* Problem to solve *
Without pictures, repeat exactly the lines from the one containing "Give me a plain-text" through the end of the entries.

* Materials provided *
——————
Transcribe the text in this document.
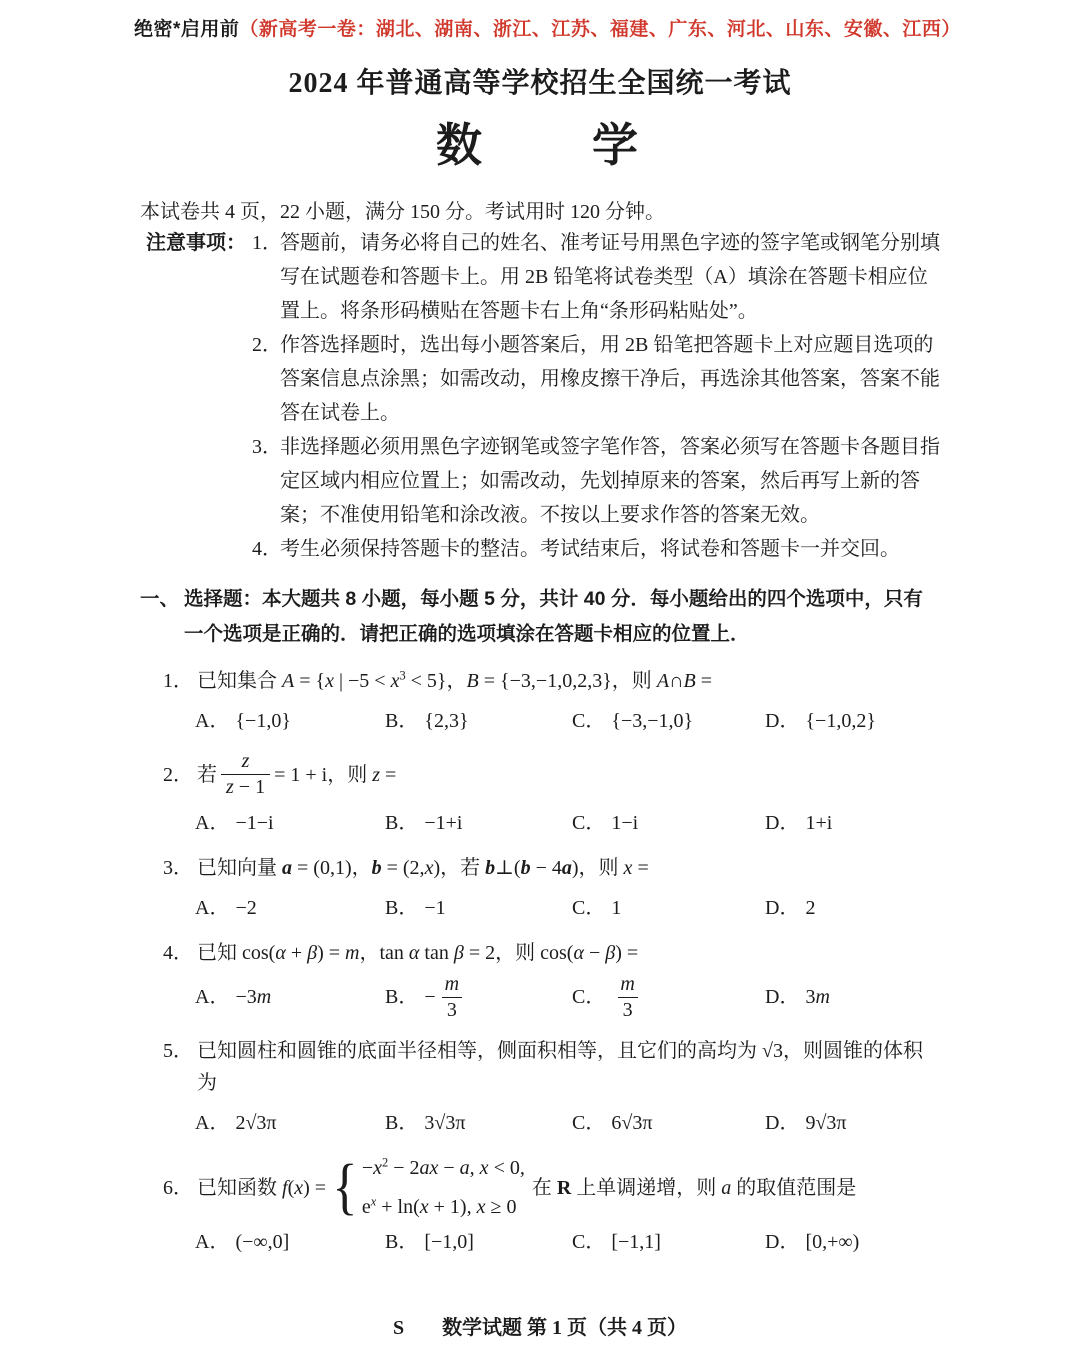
绝密*启用前（新高考一卷：湖北、湖南、浙江、江苏、福建、广东、河北、山东、安徽、江西）
2024 年普通高等学校招生全国统一考试
数　　学
本试卷共 4 页，22 小题，满分 150 分。考试用时 120 分钟。
注意事项： 1．
答题前，请务必将自己的姓名、准考证号用黑色字迹的签字笔或钢笔分别填写在试题卷和答题卡上。用 2B 铅笔将试卷类型（A）填涂在答题卡相应位置上。将条形码横贴在答题卡右上角“条形码粘贴处”。
2．
作答选择题时，选出每小题答案后，用 2B 铅笔把答题卡上对应题目选项的答案信息点涂黑；如需改动，用橡皮擦干净后，再选涂其他答案，答案不能答在试卷上。
3．
非选择题必须用黑色字迹钢笔或签字笔作答，答案必须写在答题卡各题目指定区域内相应位置上；如需改动，先划掉原来的答案，然后再写上新的答案；不准使用铅笔和涂改液。不按以上要求作答的答案无效。
4．
考生必须保持答题卡的整洁。考试结束后，将试卷和答题卡一并交回。
一、 选择题：本大题共 8 小题，每小题 5 分，共计 40 分．每小题给出的四个选项中，只有一个选项是正确的．请把正确的选项填涂在答题卡相应的位置上．
1． 已知集合 A = {x | $-5 < x^3 < 5$}，B = {−3,−1,0,2,3}，则 A∩B =
A． {−1,0}	B． {2,3}	C． {−3,−1,0}	D． {−1,0,2}
2． 若 $\frac{z}{z - 1} = 1 + i$，则 z =
A． −1−i	B． −1+i	C． 1−i	D． 1+i
3． 已知向量 a = (0,1)，b = (2,x)，若 b⊥(b − 4a)，则 x =
A． −2	B． −1	C． 1	D． 2
4． 已知 cos(α + β) = m，tan α tan β = 2，则 cos(α − β) =
A． −3m	B． − $\frac{m}{3}$	C． $\frac{m}{3}$	D． 3m
5． 已知圆柱和圆锥的底面半径相等，侧面积相等，且它们的高均为 √3，则圆锥的体积为
A． 2√3π	B． 3√3π	C． 6√3π	D． 9√3π
6． 已知函数 f(x) = { $-x^2 - 2ax - a$, x < 0,
$e^x + \ln(x + 1)$, x ≥ 0
在 R 上单调递增，则 a 的取值范围是
A． (−∞,0]	B． [−1,0]	C． [−1,1]	D． [0,+∞)
S 数学试题 第 1 页（共 4 页）
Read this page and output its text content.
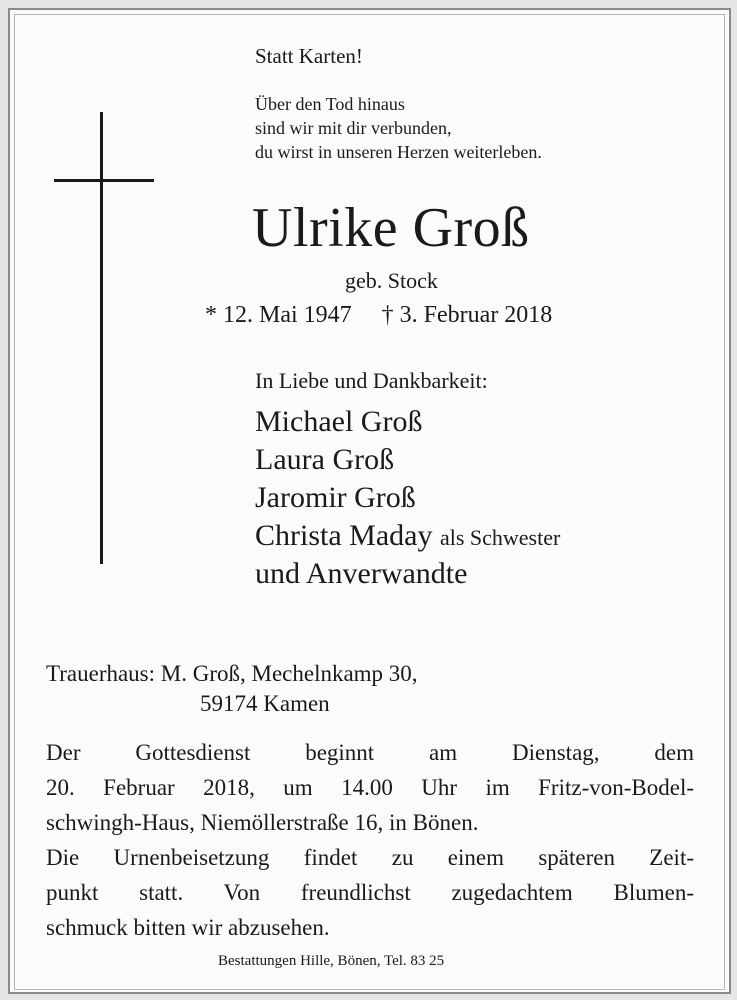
Statt Karten!
Über den Tod hinaus
sind wir mit dir verbunden,
du wirst in unseren Herzen weiterleben.
Ulrike Groß
geb. Stock
* 12. Mai 1947 † 3. Februar 2018
In Liebe und Dankbarkeit:
Michael Groß
Laura Groß
Jaromir Groß
Christa Maday als Schwester
und Anverwandte
Trauerhaus: M. Groß, Mechelnkamp 30,
59174 Kamen
Der Gottesdienst beginnt am Dienstag, dem
20. Februar 2018, um 14.00 Uhr im Fritz-von-Bodel-
schwingh-Haus, Niemöllerstraße 16, in Bönen.
Die Urnenbeisetzung findet zu einem späteren Zeit-
punkt statt. Von freundlichst zugedachtem Blumen-
schmuck bitten wir abzusehen.
Bestattungen Hille, Bönen, Tel. 83 25
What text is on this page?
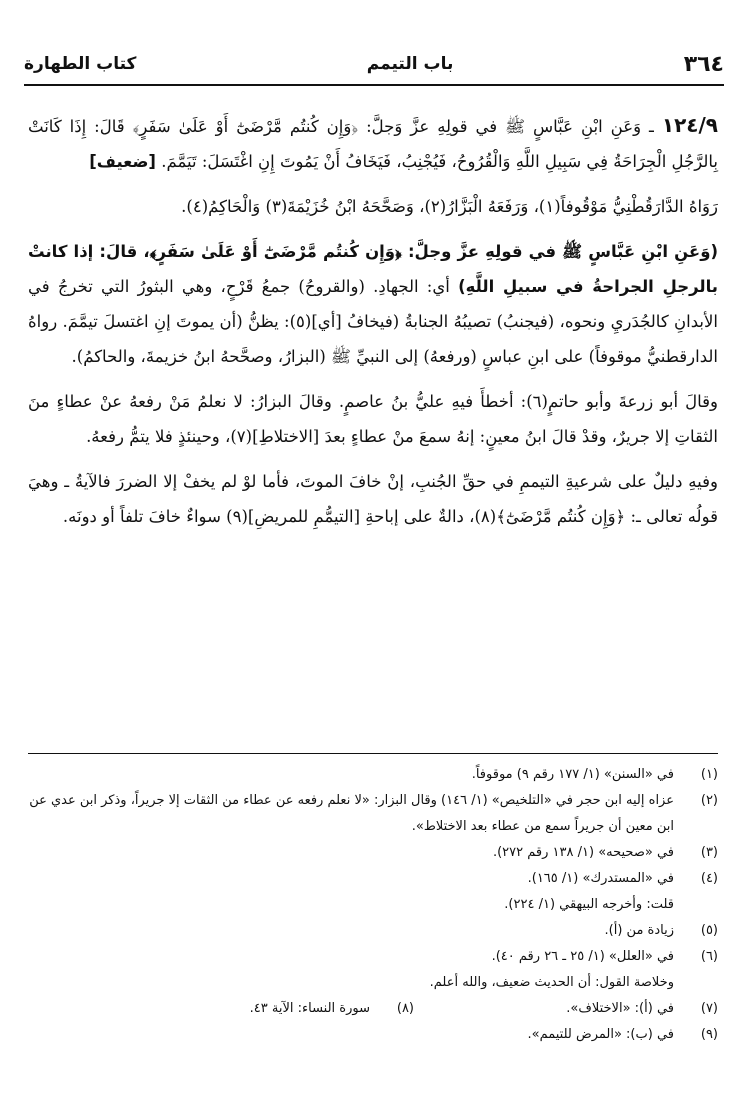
٣٦٤
باب التيمم
كتاب الطهارة

١٢٤/٩ ـ وَعَنِ ابْنِ عَبَّاسٍ ﷺ في قولِهِ عزَّ وَجلَّ: ﴿وَإِن كُنتُم مَّرْضَىٰٓ أَوْ عَلَىٰ سَفَرٍ﴾ قَالَ: إِذَا كَانَتْ بِالرَّجُلِ الْجِرَاحَةُ فِي سَبِيلِ اللَّهِ وَالْقُرُوحُ، فَيُجْنِبُ، فَيَخَافُ أَنْ يَمُوتَ إِنِ اغْتَسَلَ: تَيَمَّمَ. [ضعيف]

رَوَاهُ الدَّارَقُطْنِيُّ مَوْقُوفاً(١)، وَرَفَعَهُ الْبَزَّارُ(٢)، وَصَحَّحَهُ ابْنُ خُزَيْمَةَ(٣) وَالْحَاكِمُ(٤).

(وَعَنِ ابْنِ عَبَّاسٍ ﷺ في قولِهِ عزَّ وجلَّ: ﴿وَإِن كُنتُم مَّرْضَىٰٓ أَوْ عَلَىٰ سَفَرٍ﴾، قالَ: إذا كانتْ بالرجلِ الجراحةُ في سبيلِ اللَّهِ) أي: الجهادِ. (والقروحُ) جمعُ قَرْحٍ، وهي البثورُ التي تخرجُ في الأبدانِ كالجُدَريِ ونحوه، (فيجنبُ) تصيبُهُ الجنابةُ (فيخافُ [أي](٥): يظنُّ (أن يموتَ إنِ اغتسلَ تيمَّمَ. رواهُ الدارقطنيُّ موقوفاً) على ابنِ عباسٍ (ورفعهُ) إلى النبيِّ ﷺ (البزارُ، وصحَّحهُ ابنُ خزيمةَ، والحاكمُ).

وقالَ أبو زرعةَ وأبو حاتمٍ(٦): أخطأَ فيهِ عليُّ بنُ عاصمٍ. وقالَ البزارُ: لا نعلمُ مَنْ رفعهُ عنْ عطاءٍ منَ الثقاتِ إلا جريرٌ، وقدْ قالَ ابنُ معينٍ: إنهُ سمعَ منْ عطاءٍ بعدَ [الاختلاطِ](٧)، وحينئذٍ فلا يتمُّ رفعهُ.

وفيهِ دليلٌ على شرعيةِ التيممِ في حقِّ الجُنبِ، إنْ خافَ الموتَ، فأما لوْ لم يخفْ إلا الضررَ فالآيةُ ـ وهيَ قولُه تعالى ـ: ﴿وَإِن كُنتُم مَّرْضَىٰٓ﴾(٨)، دالةٌ على إباحةِ [التيمُّمِ للمريضِ](٩) سواءٌ خافَ تلفاً أو دونَه.

(١)
في «السنن» (١/ ١٧٧ رقم ٩) موقوفاً.
(٢)
عزاه إليه ابن حجر في «التلخيص» (١/ ١٤٦) وقال البزار: «لا نعلم رفعه عن عطاء من الثقات إلا جريراً، وذكر ابن عدي عن ابن معين أن جريراً سمع من عطاء بعد الاختلاط».
(٣)
في «صحيحه» (١/ ١٣٨ رقم ٢٧٢).
(٤)
في «المستدرك» (١/ ١٦٥).
قلت: وأخرجه البيهقي (١/ ٢٢٤).
(٥)
زيادة من (أ).
(٦)
في «العلل» (١/ ٢٥ ـ ٢٦ رقم ٤٠).
وخلاصة القول: أن الحديث ضعيف، والله أعلم.
(٧)
في (أ): «الاختلاف».
(٨)
سورة النساء: الآية ٤٣.
(٩)
في (ب): «المرض للتيمم».
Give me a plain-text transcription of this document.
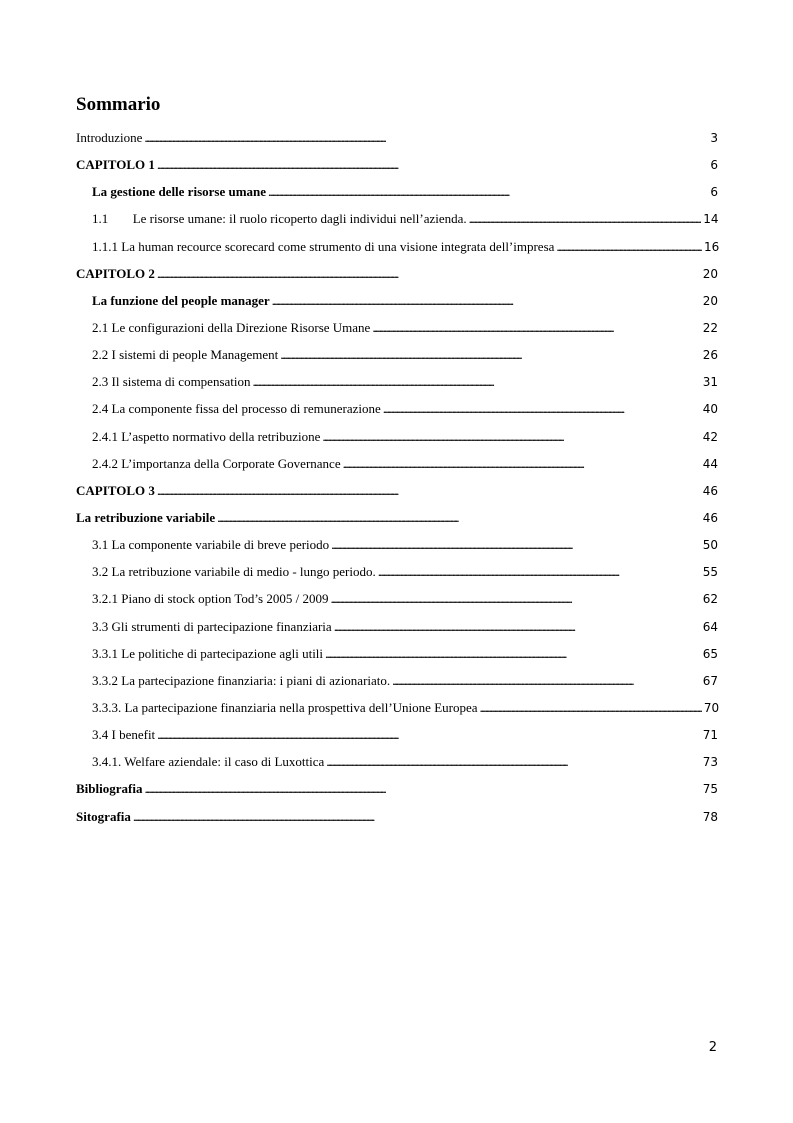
Sommario
Introduzione . . .	3
CAPITOLO 1 . . .	6
La gestione delle risorse umane . . .	6
1.1	Le risorse umane: il ruolo ricoperto dagli individui nell’azienda. . . .	14
1.1.1 La human recource scorecard come strumento di una visione integrata dell’impresa . . .	16
CAPITOLO 2 . . .	20
La funzione del people manager . . .	20
2.1 Le configurazioni della Direzione Risorse Umane . . .	22
2.2 I sistemi di people Management . . .	26
2.3 Il sistema di compensation . . .	31
2.4 La componente fissa del processo di remunerazione . . .	40
2.4.1 L’aspetto normativo della retribuzione . . .	42
2.4.2 L’importanza della Corporate Governance . . .	44
CAPITOLO 3 . . .	46
La retribuzione variabile . . .	46
3.1 La componente variabile di breve periodo . . .	50
3.2 La retribuzione variabile di medio - lungo periodo. . . .	55
3.2.1 Piano di stock option Tod’s 2005 / 2009 . . .	62
3.3 Gli strumenti di partecipazione finanziaria . . .	64
3.3.1 Le politiche di partecipazione agli utili . . .	65
3.3.2 La partecipazione finanziaria: i piani di azionariato. . . .	67
3.3.3. La partecipazione finanziaria nella prospettiva dell’Unione Europea . . .	70
3.4 I benefit . . .	71
3.4.1. Welfare aziendale: il caso di Luxottica . . .	73
Bibliografia . . .	75
Sitografia . . .	78
2
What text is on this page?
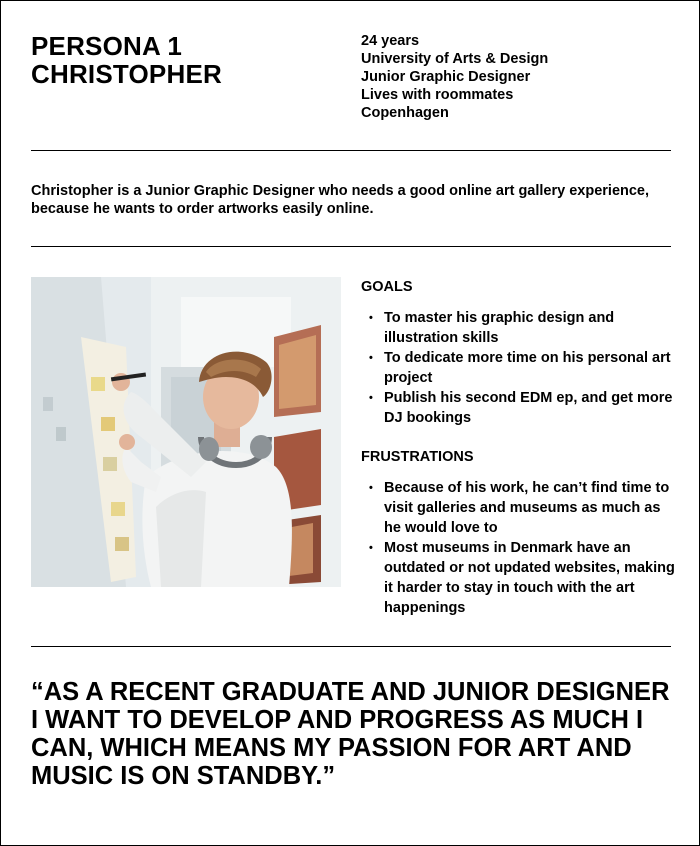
PERSONA 1
CHRISTOPHER
24 years
University of Arts & Design
Junior Graphic Designer
Lives with roommates
Copenhagen
Christopher is a Junior Graphic Designer who needs a good online art gallery experience, because he wants to order artworks easily online.
GOALS
• To master his graphic design and illustration skills
• To dedicate more time on his personal art project
• Publish his second EDM ep, and get more DJ bookings
FRUSTRATIONS
• Because of his work, he can’t find time to visit galleries and museums as much as he would love to
• Most museums in Denmark have an outdated or not updated websites, making it harder to stay in touch with the art happenings
“AS A RECENT GRADUATE AND JUNIOR DESIGNER I WANT TO DEVELOP AND PROGRESS AS MUCH I CAN, WHICH MEANS MY PASSION FOR ART AND MUSIC IS ON STANDBY.”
——————
* Answer to the exercise *
Give me a plain-text transcription of this document.
Sommario
Introduzione . . .	3
CAPITOLO 1 . . .	6
La gestione delle risorse umane . . .	6
1.1	Le risorse umane: il ruolo ricoperto dagli individui nell’azienda. . . .	14
1.1.1 La human recource scorecard come strumento di una visione integrata dell’impresa . . .	16
CAPITOLO 2 . . .	20
La funzione del people manager . . .	20
2.1 Le configurazioni della Direzione Risorse Umane . . .	22
2.2 I sistemi di people Management . . .	26
2.3 Il sistema di compensation . . .	31
2.4 La componente fissa del processo di remunerazione . . .	40
2.4.1 L’aspetto normativo della retribuzione . . .	42
2.4.2 L’importanza della Corporate Governance . . .	44
CAPITOLO 3 . . .	46
La retribuzione variabile . . .	46
3.1 La componente variabile di breve periodo . . .	50
3.2 La retribuzione variabile di medio - lungo periodo. . . .	55
3.2.1 Piano di stock option Tod’s 2005 / 2009 . . .	62
3.3 Gli strumenti di partecipazione finanziaria . . .	64
3.3.1 Le politiche di partecipazione agli utili . . .	65
3.3.2 La partecipazione finanziaria: i piani di azionariato. . . .	67
3.3.3. La partecipazione finanziaria nella prospettiva dell’Unione Europea . . .	70
3.4 I benefit . . .	71
3.4.1. Welfare aziendale: il caso di Luxottica . . .	73
Bibliografia . . .	75
Sitografia . . .	78
2
What text is on this page?
PERSONA 1
CHRISTOPHER
24 years
University of Arts & Design
Junior Graphic Designer
Lives with roommates
Copenhagen
Christopher is a Junior Graphic Designer who needs a good online art gallery experience, because he wants to order artworks easily online.
GOALS
• To master his graphic design and illustration skills
• To dedicate more time on his personal art project
• Publish his second EDM ep, and get more DJ bookings
FRUSTRATIONS
• Because of his work, he can’t find time to visit galleries and museums as much as he would love to
• Most museums in Denmark have an outdated or not updated websites, making it harder to stay in touch with the art happenings
“AS A RECENT GRADUATE AND JUNIOR DESIGNER I WANT TO DEVELOP AND PROGRESS AS MUCH I CAN, WHICH MEANS MY PASSION FOR ART AND MUSIC IS ON STANDBY.”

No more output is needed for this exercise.